> _THE EXERCISE_: Count every line that has the word "ffffff". Give the number, without anything more.

# Start of STORED DATA

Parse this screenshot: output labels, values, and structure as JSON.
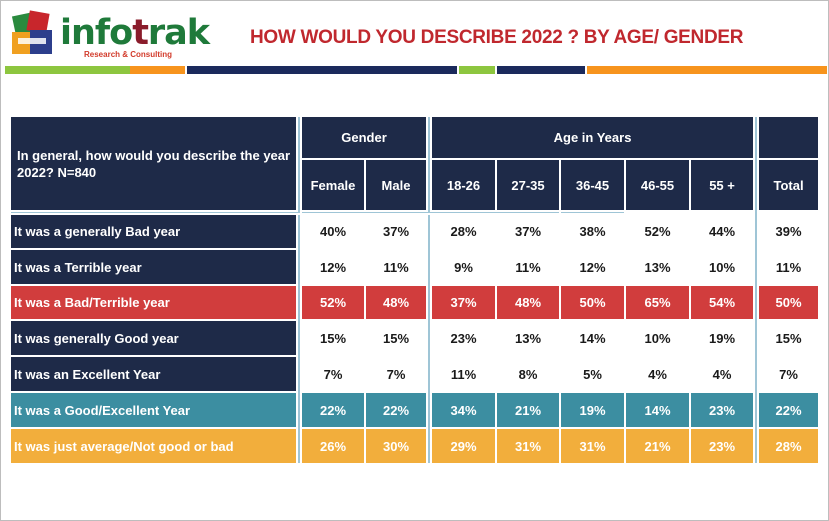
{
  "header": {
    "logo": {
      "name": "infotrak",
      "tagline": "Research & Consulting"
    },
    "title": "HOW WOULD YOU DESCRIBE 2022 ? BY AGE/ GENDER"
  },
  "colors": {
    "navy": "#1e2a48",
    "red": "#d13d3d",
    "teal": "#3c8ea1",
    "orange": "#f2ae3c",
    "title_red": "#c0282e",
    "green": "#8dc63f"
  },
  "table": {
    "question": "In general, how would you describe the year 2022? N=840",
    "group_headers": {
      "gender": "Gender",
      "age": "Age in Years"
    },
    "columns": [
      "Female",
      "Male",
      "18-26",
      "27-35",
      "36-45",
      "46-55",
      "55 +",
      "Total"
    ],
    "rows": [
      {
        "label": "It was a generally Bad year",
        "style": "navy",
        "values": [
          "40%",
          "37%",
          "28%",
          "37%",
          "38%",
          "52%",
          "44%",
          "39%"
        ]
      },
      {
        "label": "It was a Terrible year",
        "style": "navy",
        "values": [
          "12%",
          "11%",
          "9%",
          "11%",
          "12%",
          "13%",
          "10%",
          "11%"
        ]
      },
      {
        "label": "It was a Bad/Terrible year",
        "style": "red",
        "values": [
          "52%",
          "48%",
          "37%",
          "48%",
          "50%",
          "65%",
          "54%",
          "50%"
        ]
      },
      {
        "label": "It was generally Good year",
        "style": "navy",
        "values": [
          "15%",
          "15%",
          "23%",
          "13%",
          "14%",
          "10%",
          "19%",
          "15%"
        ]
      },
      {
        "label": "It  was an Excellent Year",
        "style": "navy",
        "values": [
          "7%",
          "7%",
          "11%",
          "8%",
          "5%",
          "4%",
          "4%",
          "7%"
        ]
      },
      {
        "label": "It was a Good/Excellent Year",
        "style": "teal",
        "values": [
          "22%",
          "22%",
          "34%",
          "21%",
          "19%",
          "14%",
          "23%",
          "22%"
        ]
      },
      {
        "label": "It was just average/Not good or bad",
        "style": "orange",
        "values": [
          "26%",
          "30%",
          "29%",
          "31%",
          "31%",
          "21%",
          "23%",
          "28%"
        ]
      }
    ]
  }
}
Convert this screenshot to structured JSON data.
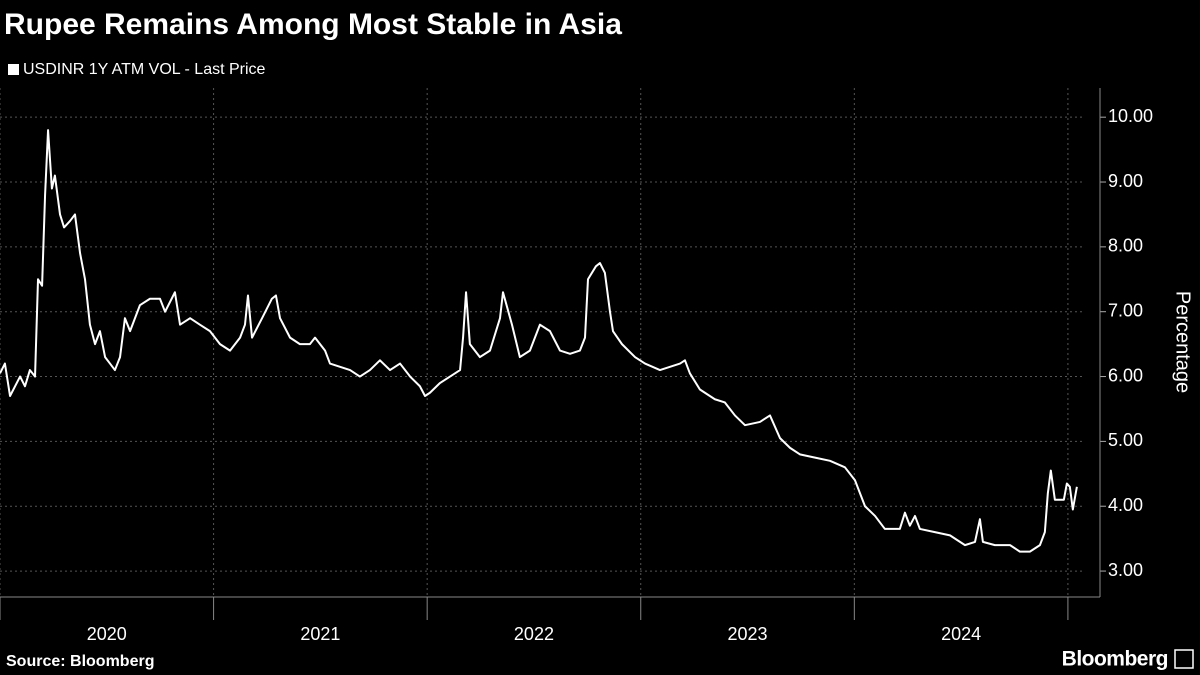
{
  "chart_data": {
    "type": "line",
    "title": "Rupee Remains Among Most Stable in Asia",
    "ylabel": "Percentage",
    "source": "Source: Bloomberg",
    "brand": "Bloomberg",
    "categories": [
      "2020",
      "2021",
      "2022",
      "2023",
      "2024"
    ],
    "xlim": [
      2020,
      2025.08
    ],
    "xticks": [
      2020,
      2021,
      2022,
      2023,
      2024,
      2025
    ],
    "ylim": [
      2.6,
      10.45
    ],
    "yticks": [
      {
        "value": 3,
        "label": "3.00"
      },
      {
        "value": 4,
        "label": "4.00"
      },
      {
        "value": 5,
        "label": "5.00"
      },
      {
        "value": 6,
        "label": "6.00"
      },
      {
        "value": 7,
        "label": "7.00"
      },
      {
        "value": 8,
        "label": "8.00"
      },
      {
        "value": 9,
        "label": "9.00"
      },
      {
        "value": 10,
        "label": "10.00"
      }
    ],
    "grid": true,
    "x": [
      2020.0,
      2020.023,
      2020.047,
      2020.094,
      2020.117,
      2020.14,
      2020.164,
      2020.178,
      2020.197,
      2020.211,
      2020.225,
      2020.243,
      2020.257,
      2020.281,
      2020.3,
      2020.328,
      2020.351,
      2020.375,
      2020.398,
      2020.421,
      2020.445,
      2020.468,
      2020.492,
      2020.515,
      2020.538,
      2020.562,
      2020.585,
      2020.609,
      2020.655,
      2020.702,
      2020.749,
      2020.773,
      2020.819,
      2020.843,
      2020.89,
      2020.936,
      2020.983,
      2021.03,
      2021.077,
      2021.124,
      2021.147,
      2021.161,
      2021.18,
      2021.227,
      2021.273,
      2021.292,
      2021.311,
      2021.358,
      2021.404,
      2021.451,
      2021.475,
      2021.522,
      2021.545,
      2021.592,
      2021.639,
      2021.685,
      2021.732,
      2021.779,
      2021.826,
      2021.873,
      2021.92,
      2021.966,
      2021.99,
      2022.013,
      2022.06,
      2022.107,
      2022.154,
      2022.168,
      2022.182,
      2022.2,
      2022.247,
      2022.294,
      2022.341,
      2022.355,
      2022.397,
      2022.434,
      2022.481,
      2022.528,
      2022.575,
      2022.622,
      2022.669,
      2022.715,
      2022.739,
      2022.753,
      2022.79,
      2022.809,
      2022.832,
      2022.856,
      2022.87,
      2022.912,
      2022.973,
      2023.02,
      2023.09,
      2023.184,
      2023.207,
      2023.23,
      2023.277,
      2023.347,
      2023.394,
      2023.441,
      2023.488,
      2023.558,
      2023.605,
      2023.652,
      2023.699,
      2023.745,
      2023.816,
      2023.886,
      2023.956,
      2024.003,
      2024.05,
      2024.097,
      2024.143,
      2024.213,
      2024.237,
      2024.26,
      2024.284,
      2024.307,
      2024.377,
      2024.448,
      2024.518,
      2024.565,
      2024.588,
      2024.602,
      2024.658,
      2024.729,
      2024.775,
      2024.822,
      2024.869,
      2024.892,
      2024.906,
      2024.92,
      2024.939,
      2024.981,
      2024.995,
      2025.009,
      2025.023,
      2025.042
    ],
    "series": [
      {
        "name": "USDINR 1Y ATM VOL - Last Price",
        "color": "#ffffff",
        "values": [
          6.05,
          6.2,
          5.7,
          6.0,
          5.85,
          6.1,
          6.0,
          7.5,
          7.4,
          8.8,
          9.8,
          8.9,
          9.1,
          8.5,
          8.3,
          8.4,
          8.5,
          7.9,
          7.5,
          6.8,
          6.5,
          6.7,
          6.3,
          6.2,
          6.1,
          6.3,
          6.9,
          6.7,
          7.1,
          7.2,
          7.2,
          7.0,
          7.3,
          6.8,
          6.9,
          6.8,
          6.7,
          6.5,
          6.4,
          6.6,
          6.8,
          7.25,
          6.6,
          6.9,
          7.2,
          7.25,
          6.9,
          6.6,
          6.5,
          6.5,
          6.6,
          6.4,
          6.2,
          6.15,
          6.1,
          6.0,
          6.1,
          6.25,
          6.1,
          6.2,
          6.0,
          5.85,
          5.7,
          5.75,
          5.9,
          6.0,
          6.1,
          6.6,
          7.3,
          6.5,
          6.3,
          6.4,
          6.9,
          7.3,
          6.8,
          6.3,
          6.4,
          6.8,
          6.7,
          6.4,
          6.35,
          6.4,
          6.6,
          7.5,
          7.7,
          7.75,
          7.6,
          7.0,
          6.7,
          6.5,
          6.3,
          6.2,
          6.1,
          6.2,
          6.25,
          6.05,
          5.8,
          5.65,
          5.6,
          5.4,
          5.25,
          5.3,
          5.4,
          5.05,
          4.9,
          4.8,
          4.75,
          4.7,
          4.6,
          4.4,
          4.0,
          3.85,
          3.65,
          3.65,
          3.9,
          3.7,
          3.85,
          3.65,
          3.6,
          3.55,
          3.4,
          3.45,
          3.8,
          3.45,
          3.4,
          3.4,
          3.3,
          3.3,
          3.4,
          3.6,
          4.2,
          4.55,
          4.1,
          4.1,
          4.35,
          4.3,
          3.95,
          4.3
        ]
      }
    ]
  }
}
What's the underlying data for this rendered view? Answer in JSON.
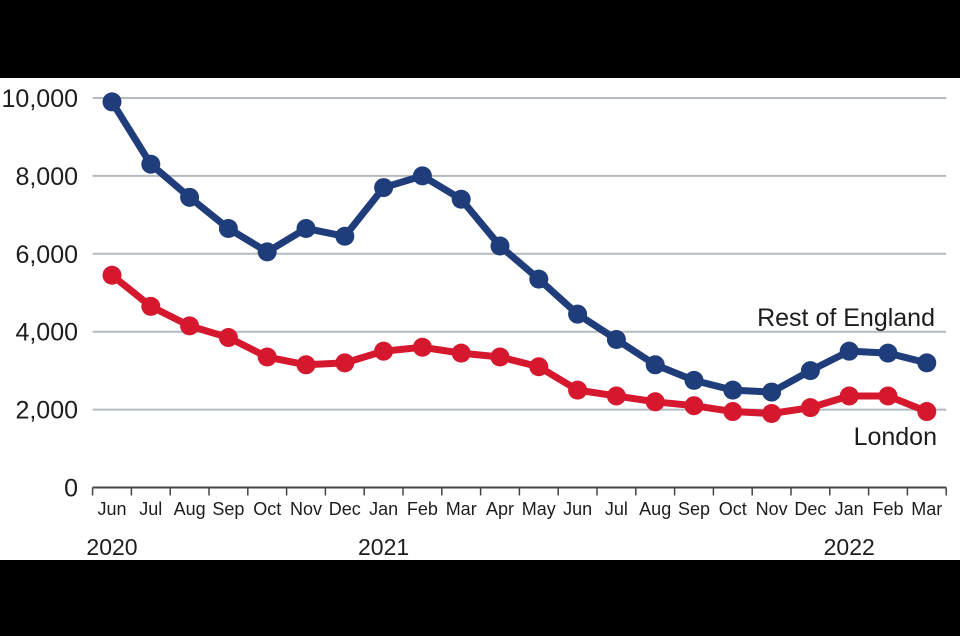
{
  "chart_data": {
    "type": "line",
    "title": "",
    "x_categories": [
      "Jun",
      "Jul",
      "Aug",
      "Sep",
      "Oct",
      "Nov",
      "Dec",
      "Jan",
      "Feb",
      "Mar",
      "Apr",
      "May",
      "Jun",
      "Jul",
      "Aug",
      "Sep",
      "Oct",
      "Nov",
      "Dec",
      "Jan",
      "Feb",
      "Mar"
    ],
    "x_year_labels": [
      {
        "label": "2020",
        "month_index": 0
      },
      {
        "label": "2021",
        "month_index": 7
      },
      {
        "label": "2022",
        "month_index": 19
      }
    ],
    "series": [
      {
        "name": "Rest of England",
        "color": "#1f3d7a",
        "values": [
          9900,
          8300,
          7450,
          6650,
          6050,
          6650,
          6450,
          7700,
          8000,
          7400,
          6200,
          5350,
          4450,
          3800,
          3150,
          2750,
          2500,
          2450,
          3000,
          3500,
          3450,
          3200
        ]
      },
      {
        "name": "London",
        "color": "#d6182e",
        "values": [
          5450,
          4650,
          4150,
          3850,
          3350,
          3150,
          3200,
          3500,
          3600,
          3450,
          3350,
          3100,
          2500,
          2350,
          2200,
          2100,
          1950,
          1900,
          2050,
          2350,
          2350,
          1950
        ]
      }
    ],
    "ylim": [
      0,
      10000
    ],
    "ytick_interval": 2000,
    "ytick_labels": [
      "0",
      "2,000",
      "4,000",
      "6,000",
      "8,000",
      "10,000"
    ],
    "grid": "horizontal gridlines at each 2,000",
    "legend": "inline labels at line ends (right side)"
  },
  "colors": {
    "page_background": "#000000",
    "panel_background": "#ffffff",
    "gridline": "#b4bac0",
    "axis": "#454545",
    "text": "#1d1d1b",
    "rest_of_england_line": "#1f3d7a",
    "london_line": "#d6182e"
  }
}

# End of STORED DATA

> _EXERCISE RESPONSE_: 2